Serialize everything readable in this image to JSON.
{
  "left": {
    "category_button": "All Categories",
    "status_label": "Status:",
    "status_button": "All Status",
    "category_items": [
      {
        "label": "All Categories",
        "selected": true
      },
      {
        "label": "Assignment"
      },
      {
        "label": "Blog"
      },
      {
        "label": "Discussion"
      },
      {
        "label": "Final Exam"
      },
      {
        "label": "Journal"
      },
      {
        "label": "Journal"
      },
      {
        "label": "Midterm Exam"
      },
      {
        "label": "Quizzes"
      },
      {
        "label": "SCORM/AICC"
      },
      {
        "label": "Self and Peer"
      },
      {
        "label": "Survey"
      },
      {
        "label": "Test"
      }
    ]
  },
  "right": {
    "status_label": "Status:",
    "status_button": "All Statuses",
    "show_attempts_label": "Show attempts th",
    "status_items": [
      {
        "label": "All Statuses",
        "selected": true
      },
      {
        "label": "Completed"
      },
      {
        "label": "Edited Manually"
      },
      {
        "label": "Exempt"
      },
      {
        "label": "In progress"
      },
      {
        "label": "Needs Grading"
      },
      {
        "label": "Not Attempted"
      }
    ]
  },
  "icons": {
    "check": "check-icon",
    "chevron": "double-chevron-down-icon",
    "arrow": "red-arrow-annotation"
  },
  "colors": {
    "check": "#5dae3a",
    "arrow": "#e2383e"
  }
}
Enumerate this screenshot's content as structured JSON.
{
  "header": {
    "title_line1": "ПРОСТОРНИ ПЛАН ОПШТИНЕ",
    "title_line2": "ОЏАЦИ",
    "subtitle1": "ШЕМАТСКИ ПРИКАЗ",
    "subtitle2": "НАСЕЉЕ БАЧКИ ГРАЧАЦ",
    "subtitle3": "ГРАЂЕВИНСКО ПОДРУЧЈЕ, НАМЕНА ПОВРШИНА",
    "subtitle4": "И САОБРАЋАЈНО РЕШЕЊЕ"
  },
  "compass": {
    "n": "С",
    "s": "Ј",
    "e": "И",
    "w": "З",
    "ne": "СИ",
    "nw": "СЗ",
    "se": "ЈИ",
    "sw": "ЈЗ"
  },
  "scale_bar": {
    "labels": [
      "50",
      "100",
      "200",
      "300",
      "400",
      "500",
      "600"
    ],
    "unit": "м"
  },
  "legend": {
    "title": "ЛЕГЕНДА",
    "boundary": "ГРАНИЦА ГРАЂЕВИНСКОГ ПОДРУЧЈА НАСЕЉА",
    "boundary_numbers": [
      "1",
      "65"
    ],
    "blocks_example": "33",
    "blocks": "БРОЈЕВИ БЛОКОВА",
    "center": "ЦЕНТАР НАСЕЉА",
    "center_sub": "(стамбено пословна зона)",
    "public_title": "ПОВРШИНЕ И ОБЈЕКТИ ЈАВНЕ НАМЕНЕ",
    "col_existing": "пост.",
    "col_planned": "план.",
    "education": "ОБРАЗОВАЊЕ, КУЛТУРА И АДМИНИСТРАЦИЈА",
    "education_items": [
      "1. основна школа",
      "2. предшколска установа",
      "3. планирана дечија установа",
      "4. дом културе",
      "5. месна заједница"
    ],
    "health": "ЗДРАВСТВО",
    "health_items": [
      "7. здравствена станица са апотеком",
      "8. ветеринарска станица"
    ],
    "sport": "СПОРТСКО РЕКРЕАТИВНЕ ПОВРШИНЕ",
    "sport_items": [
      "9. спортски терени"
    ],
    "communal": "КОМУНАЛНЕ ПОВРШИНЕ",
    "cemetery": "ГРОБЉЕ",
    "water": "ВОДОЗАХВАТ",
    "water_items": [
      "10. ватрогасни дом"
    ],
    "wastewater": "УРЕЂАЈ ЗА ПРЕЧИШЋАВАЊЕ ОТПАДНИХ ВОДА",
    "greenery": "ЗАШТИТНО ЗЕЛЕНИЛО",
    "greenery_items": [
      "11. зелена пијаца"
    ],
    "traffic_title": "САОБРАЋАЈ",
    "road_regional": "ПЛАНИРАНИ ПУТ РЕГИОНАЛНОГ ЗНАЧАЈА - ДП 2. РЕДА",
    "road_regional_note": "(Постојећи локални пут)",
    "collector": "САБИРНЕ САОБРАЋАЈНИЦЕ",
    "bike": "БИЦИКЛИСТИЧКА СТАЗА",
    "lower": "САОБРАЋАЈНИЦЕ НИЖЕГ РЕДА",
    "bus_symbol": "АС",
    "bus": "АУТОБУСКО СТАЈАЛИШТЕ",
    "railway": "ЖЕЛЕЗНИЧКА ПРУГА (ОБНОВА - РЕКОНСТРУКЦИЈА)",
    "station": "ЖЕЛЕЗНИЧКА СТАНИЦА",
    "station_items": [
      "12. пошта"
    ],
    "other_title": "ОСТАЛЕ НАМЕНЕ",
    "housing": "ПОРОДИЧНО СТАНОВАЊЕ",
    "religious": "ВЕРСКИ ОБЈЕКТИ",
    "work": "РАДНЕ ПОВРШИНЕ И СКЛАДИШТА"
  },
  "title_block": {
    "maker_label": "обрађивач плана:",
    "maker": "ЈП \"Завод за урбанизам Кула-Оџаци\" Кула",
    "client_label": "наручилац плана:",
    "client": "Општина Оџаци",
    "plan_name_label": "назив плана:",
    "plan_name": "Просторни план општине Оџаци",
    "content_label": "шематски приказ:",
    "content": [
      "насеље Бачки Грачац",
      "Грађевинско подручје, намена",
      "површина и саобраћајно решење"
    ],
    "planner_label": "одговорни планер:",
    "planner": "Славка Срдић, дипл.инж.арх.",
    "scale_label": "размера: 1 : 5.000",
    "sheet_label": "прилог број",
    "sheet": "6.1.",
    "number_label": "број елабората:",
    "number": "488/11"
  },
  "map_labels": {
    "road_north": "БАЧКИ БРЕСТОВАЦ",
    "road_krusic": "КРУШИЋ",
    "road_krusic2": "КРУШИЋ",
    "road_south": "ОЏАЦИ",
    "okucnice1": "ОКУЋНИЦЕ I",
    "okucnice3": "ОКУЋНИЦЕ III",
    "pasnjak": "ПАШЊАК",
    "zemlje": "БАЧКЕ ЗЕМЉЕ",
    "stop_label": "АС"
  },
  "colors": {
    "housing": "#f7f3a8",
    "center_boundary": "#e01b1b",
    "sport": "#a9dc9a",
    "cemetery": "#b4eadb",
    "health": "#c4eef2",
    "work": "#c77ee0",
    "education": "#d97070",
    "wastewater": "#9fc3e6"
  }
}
★ ★ ★ ★
WRITTEN INSTRUCTION: Your task is to gather every line with the word "ЖЕЛЕЗНИЧКА" and copy it.

THE OUTPUT:
    "railway": "ЖЕЛЕЗНИЧКА ПРУГА (ОБНОВА - РЕКОНСТРУКЦИЈА)",
    "station": "ЖЕЛЕЗНИЧКА СТАНИЦА",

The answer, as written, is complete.